** start of MATERIAL FOR THIS TASK **

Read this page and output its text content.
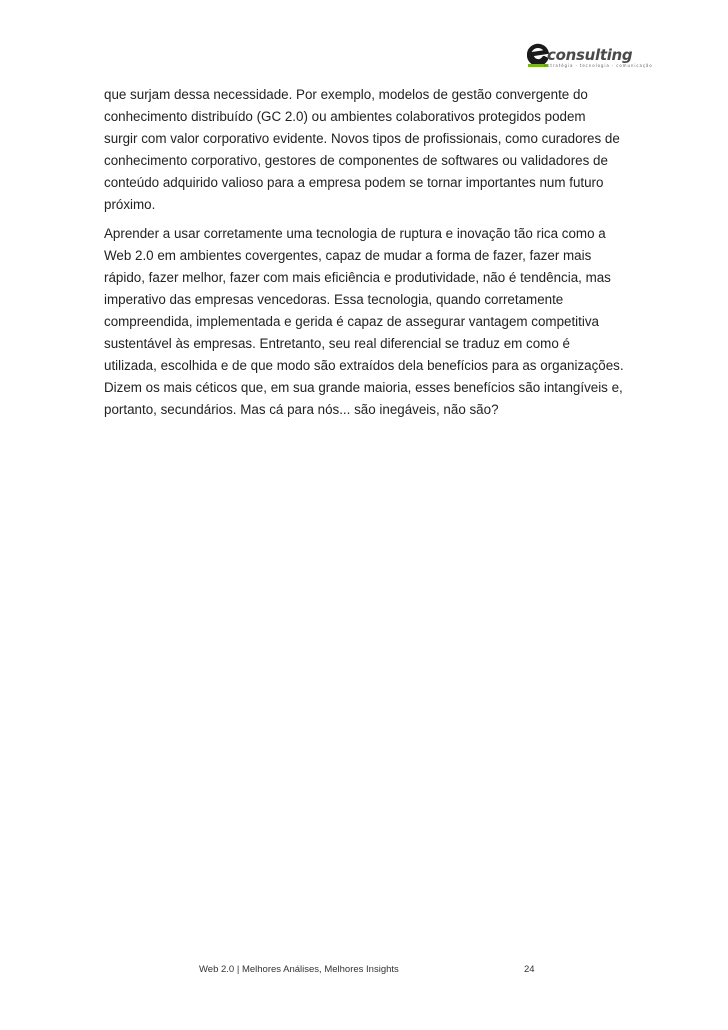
consulting
estratégia · tecnologia · comunicação

que surjam dessa necessidade. Por exemplo, modelos de gestão convergente do
conhecimento distribuído (GC 2.0) ou ambientes colaborativos protegidos podem
surgir com valor corporativo evidente. Novos tipos de profissionais, como curadores de
conhecimento corporativo, gestores de componentes de softwares ou validadores de
conteúdo adquirido valioso para a empresa podem se tornar importantes num futuro
próximo.

Aprender a usar corretamente uma tecnologia de ruptura e inovação tão rica como a
Web 2.0 em ambientes covergentes, capaz de mudar a forma de fazer, fazer mais
rápido, fazer melhor, fazer com mais eficiência e produtividade, não é tendência, mas
imperativo das empresas vencedoras. Essa tecnologia, quando corretamente
compreendida, implementada e gerida é capaz de assegurar vantagem competitiva
sustentável às empresas. Entretanto, seu real diferencial se traduz em como é
utilizada, escolhida e de que modo são extraídos dela benefícios para as organizações.
Dizem os mais céticos que, em sua grande maioria, esses benefícios são intangíveis e,
portanto, secundários. Mas cá para nós... são inegáveis, não são?

Web 2.0 | Melhores Análises, Melhores Insights	24
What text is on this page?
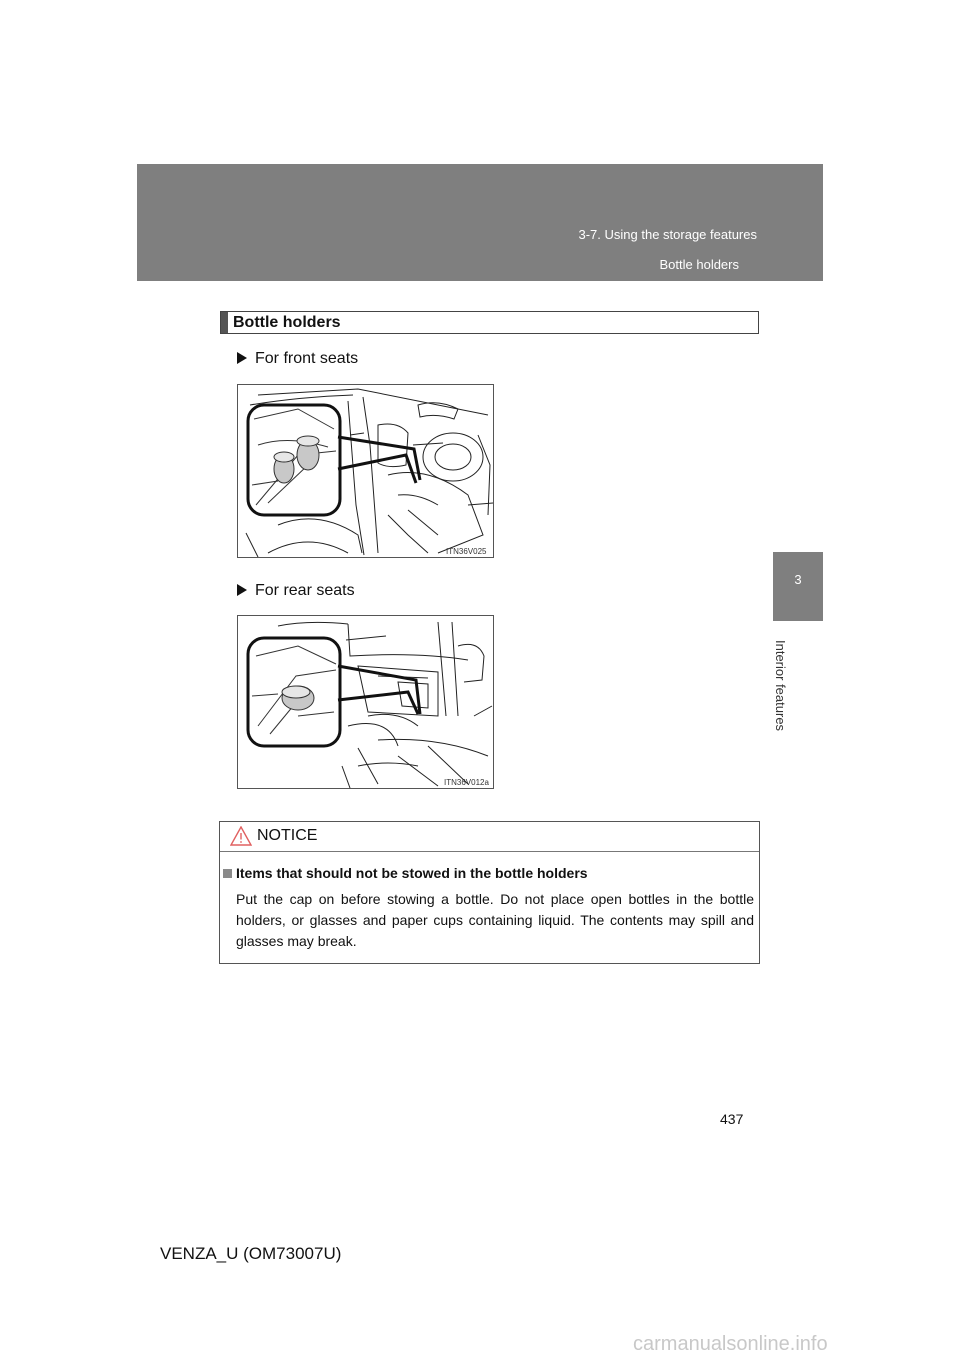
3-7. Using the storage features
Bottle holders
3
Interior features
Bottle holders
For front seats
ITN36V025
For rear seats
ITN36V012a
NOTICE
Items that should not be stowed in the bottle holders
Put the cap on before stowing a bottle. Do not place open bottles in the bottle holders, or glasses and paper cups containing liquid. The contents may spill and glasses may break.
437
VENZA_U (OM73007U)
carmanualsonline.info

** end of MATERIAL FOR THIS TASK **

* **TASK BRIEF**
Return all of the entries word for word, but omit the pictures.

* **CORRECT OUTPUT**
Read this page and output its text content.
consulting
estratégia · tecnologia · comunicação

que surjam dessa necessidade. Por exemplo, modelos de gestão convergente do
conhecimento distribuído (GC 2.0) ou ambientes colaborativos protegidos podem
surgir com valor corporativo evidente. Novos tipos de profissionais, como curadores de
conhecimento corporativo, gestores de componentes de softwares ou validadores de
conteúdo adquirido valioso para a empresa podem se tornar importantes num futuro
próximo.

Aprender a usar corretamente uma tecnologia de ruptura e inovação tão rica como a
Web 2.0 em ambientes covergentes, capaz de mudar a forma de fazer, fazer mais
rápido, fazer melhor, fazer com mais eficiência e produtividade, não é tendência, mas
imperativo das empresas vencedoras. Essa tecnologia, quando corretamente
compreendida, implementada e gerida é capaz de assegurar vantagem competitiva
sustentável às empresas. Entretanto, seu real diferencial se traduz em como é
utilizada, escolhida e de que modo são extraídos dela benefícios para as organizações.
Dizem os mais céticos que, em sua grande maioria, esses benefícios são intangíveis e,
portanto, secundários. Mas cá para nós... são inegáveis, não são?

Web 2.0 | Melhores Análises, Melhores Insights	24
What text is on this page?
3-7. Using the storage features
Bottle holders
3
Interior features
Bottle holders
For front seats
ITN36V025
For rear seats
ITN36V012a
NOTICE
Items that should not be stowed in the bottle holders
Put the cap on before stowing a bottle. Do not place open bottles in the bottle holders, or glasses and paper cups containing liquid. The contents may spill and glasses may break.
437
VENZA_U (OM73007U)
carmanualsonline.info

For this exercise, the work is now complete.